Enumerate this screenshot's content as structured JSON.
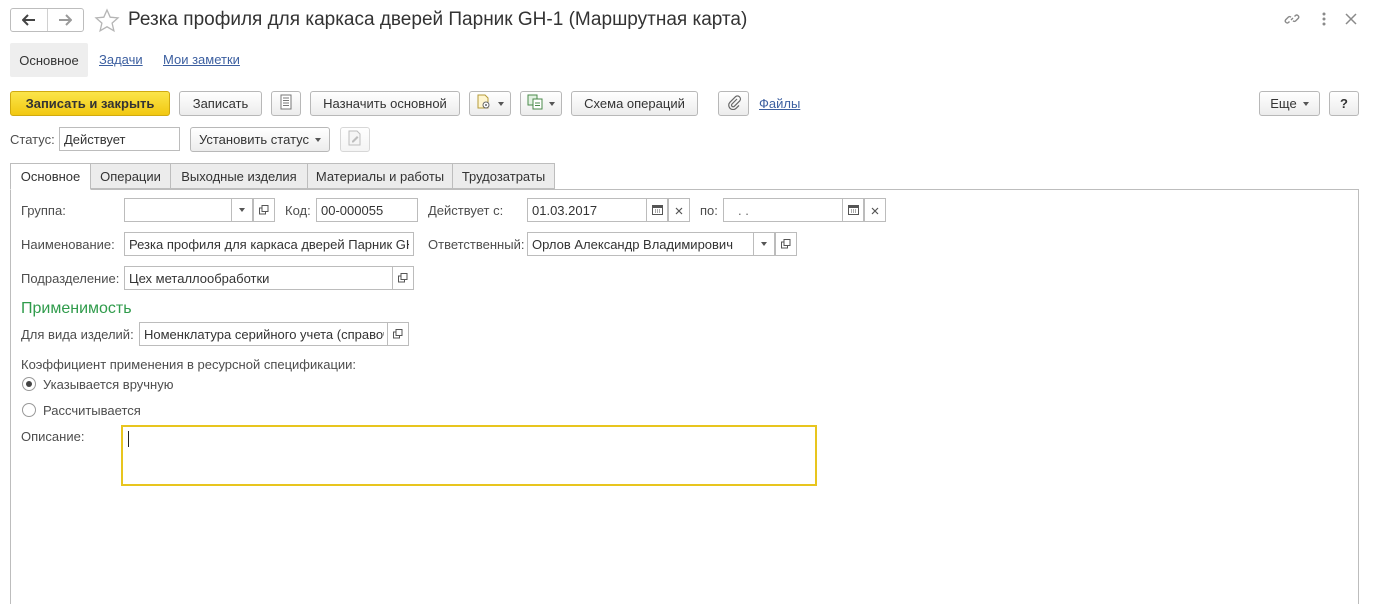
{
  "window": {
    "title": "Резка профиля для каркаса дверей Парник GH-1 (Маршрутная карта)",
    "icons": [
      "back-arrow-icon",
      "forward-arrow-icon",
      "star-icon",
      "link-icon",
      "more-vert-icon",
      "close-icon"
    ]
  },
  "sections": {
    "main": "Основное",
    "tasks": "Задачи",
    "notes": "Мои заметки"
  },
  "toolbar": {
    "save_close": "Записать и закрыть",
    "save": "Записать",
    "assign_main": "Назначить основной",
    "ops_scheme": "Схема операций",
    "files": "Файлы",
    "more": "Еще",
    "help": "?"
  },
  "status": {
    "label": "Статус:",
    "value": "Действует",
    "set_status": "Установить статус"
  },
  "tabs": [
    "Основное",
    "Операции",
    "Выходные изделия",
    "Материалы и работы",
    "Трудозатраты"
  ],
  "form": {
    "group_label": "Группа:",
    "group_value": "",
    "code_label": "Код:",
    "code_value": "00-000055",
    "valid_from_label": "Действует с:",
    "valid_from_value": "01.03.2017",
    "valid_to_label": "по:",
    "valid_to_value": " .  .",
    "name_label": "Наименование:",
    "name_value": "Резка профиля для каркаса дверей Парник GH",
    "responsible_label": "Ответственный:",
    "responsible_value": "Орлов Александр Владимирович",
    "department_label": "Подразделение:",
    "department_value": "Цех металлообработки",
    "applicability_title": "Применимость",
    "product_kind_label": "Для вида изделий:",
    "product_kind_value": "Номенклатура серийного учета (справоч",
    "coef_label": "Коэффициент применения в ресурсной спецификации:",
    "radio_manual": "Указывается вручную",
    "radio_calc": "Рассчитывается",
    "radio_selected": "manual",
    "description_label": "Описание:",
    "description_value": ""
  }
}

────────

What you have to do
Please set down each line of the data above exactly as written, without the pictures.

Full output
Enumerate this screenshot's content as structured JSON.
{
  "window": {
    "title": "Резка профиля для каркаса дверей Парник GH-1 (Маршрутная карта)",
    "icons": [
      "back-arrow-icon",
      "forward-arrow-icon",
      "star-icon",
      "link-icon",
      "more-vert-icon",
      "close-icon"
    ]
  },
  "sections": {
    "main": "Основное",
    "tasks": "Задачи",
    "notes": "Мои заметки"
  },
  "toolbar": {
    "save_close": "Записать и закрыть",
    "save": "Записать",
    "assign_main": "Назначить основной",
    "ops_scheme": "Схема операций",
    "files": "Файлы",
    "more": "Еще",
    "help": "?"
  },
  "status": {
    "label": "Статус:",
    "value": "Действует",
    "set_status": "Установить статус"
  },
  "tabs": [
    "Основное",
    "Операции",
    "Выходные изделия",
    "Материалы и работы",
    "Трудозатраты"
  ],
  "form": {
    "group_label": "Группа:",
    "group_value": "",
    "code_label": "Код:",
    "code_value": "00-000055",
    "valid_from_label": "Действует с:",
    "valid_from_value": "01.03.2017",
    "valid_to_label": "по:",
    "valid_to_value": " .  .",
    "name_label": "Наименование:",
    "name_value": "Резка профиля для каркаса дверей Парник GH",
    "responsible_label": "Ответственный:",
    "responsible_value": "Орлов Александр Владимирович",
    "department_label": "Подразделение:",
    "department_value": "Цех металлообработки",
    "applicability_title": "Применимость",
    "product_kind_label": "Для вида изделий:",
    "product_kind_value": "Номенклатура серийного учета (справоч",
    "coef_label": "Коэффициент применения в ресурсной спецификации:",
    "radio_manual": "Указывается вручную",
    "radio_calc": "Рассчитывается",
    "radio_selected": "manual",
    "description_label": "Описание:",
    "description_value": ""
  }
}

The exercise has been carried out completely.